Stated problem:
Exactly repeat all the records below, omitting the images they hold.

Provided material:
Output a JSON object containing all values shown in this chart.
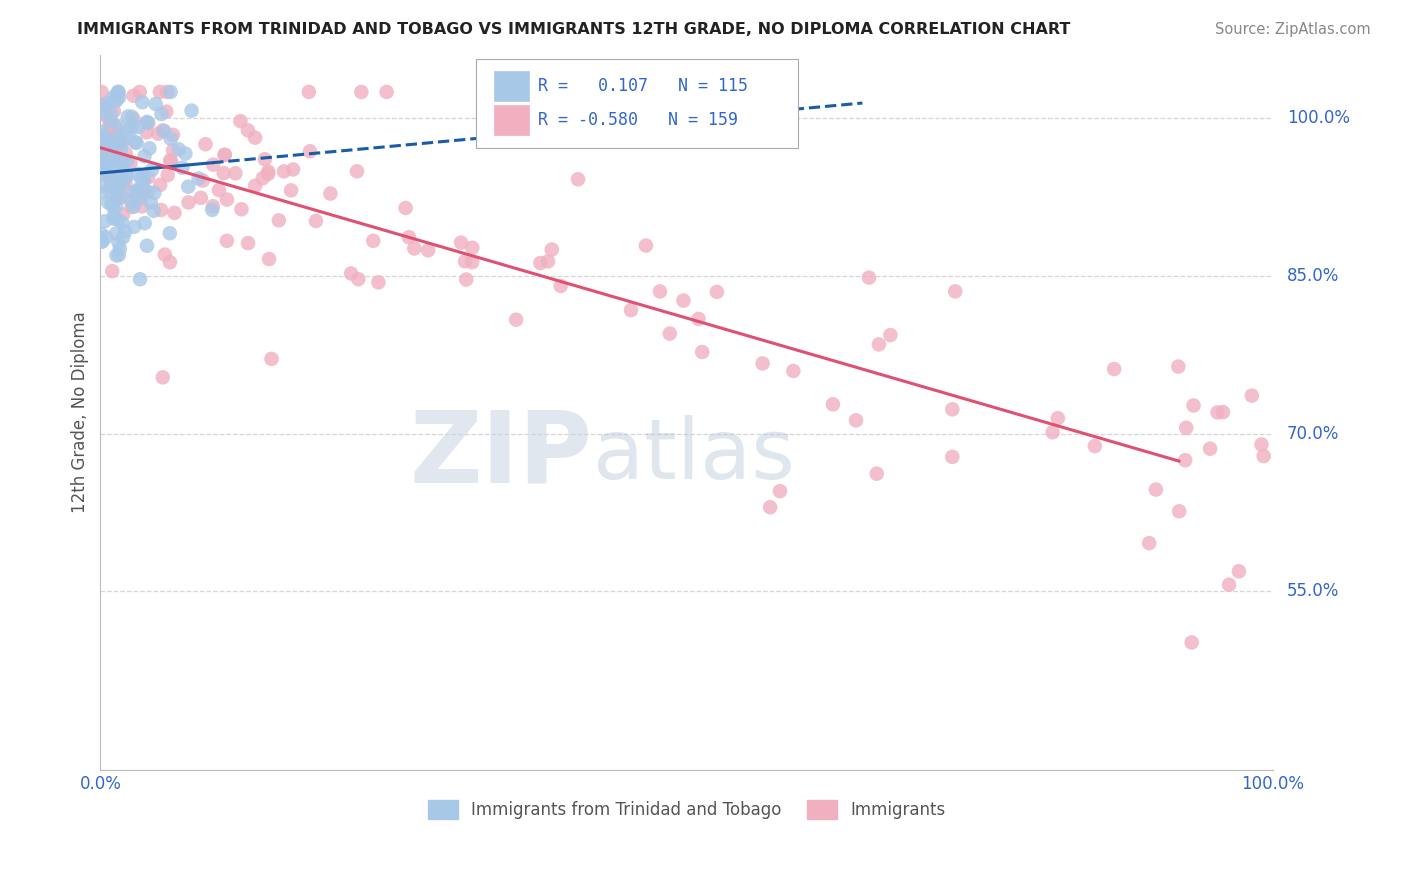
{
  "title": "IMMIGRANTS FROM TRINIDAD AND TOBAGO VS IMMIGRANTS 12TH GRADE, NO DIPLOMA CORRELATION CHART",
  "source": "Source: ZipAtlas.com",
  "ylabel": "12th Grade, No Diploma",
  "legend_blue_r": "0.107",
  "legend_blue_n": "115",
  "legend_pink_r": "-0.580",
  "legend_pink_n": "159",
  "blue_color": "#a8c8e8",
  "pink_color": "#f0b0c0",
  "blue_line_color": "#1a5ca8",
  "pink_line_color": "#e05070",
  "xmin": 0.0,
  "xmax": 1.0,
  "ymin": 0.38,
  "ymax": 1.06,
  "ytick_positions": [
    0.55,
    0.7,
    0.85,
    1.0
  ],
  "ytick_labels": [
    "55.0%",
    "70.0%",
    "85.0%",
    "100.0%"
  ],
  "background_color": "#ffffff",
  "grid_color": "#cccccc"
}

Task result:
Output a JSON object containing all values shown in this chart.
{
  "title": "IMMIGRANTS FROM TRINIDAD AND TOBAGO VS IMMIGRANTS 12TH GRADE, NO DIPLOMA CORRELATION CHART",
  "source": "Source: ZipAtlas.com",
  "ylabel": "12th Grade, No Diploma",
  "legend_blue_r": "0.107",
  "legend_blue_n": "115",
  "legend_pink_r": "-0.580",
  "legend_pink_n": "159",
  "blue_color": "#a8c8e8",
  "pink_color": "#f0b0c0",
  "blue_line_color": "#1a5ca8",
  "pink_line_color": "#e05070",
  "xmin": 0.0,
  "xmax": 1.0,
  "ymin": 0.38,
  "ymax": 1.06,
  "ytick_positions": [
    0.55,
    0.7,
    0.85,
    1.0
  ],
  "ytick_labels": [
    "55.0%",
    "70.0%",
    "85.0%",
    "100.0%"
  ],
  "background_color": "#ffffff",
  "grid_color": "#cccccc"
}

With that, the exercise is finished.